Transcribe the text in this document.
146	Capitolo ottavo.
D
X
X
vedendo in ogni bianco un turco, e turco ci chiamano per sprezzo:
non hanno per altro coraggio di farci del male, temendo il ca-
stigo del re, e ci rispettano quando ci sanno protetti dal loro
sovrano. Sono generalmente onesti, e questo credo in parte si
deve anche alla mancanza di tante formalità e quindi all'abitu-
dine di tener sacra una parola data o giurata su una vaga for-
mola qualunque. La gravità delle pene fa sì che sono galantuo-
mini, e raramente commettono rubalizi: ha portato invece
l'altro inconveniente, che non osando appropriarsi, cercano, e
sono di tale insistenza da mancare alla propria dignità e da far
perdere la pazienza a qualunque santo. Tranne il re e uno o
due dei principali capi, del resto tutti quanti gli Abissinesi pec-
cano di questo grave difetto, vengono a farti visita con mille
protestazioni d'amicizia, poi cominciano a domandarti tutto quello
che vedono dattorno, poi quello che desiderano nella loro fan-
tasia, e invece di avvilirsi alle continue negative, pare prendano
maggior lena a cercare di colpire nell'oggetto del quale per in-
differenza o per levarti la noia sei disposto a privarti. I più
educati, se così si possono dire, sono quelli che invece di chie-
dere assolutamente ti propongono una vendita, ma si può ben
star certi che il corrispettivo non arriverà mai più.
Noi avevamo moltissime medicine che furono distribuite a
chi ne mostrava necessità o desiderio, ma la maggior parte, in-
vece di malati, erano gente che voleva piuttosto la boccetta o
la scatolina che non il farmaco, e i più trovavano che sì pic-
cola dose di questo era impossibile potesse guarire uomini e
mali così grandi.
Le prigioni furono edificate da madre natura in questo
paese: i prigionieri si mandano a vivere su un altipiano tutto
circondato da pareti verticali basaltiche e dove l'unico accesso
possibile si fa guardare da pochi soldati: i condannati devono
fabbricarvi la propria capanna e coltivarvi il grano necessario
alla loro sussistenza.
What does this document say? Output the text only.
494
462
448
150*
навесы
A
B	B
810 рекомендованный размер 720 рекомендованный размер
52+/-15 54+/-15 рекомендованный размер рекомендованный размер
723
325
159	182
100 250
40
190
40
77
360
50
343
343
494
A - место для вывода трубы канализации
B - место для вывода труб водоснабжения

**********

(WRITTEN EXERCISE) Show each line of the data that contains the string "qualunque".

(CORRECT OUTPUT)
mola qualunque. La gravità delle pene fa sì che sono galantuo-
perdere la pazienza a qualunque santo. Tranne il re e uno o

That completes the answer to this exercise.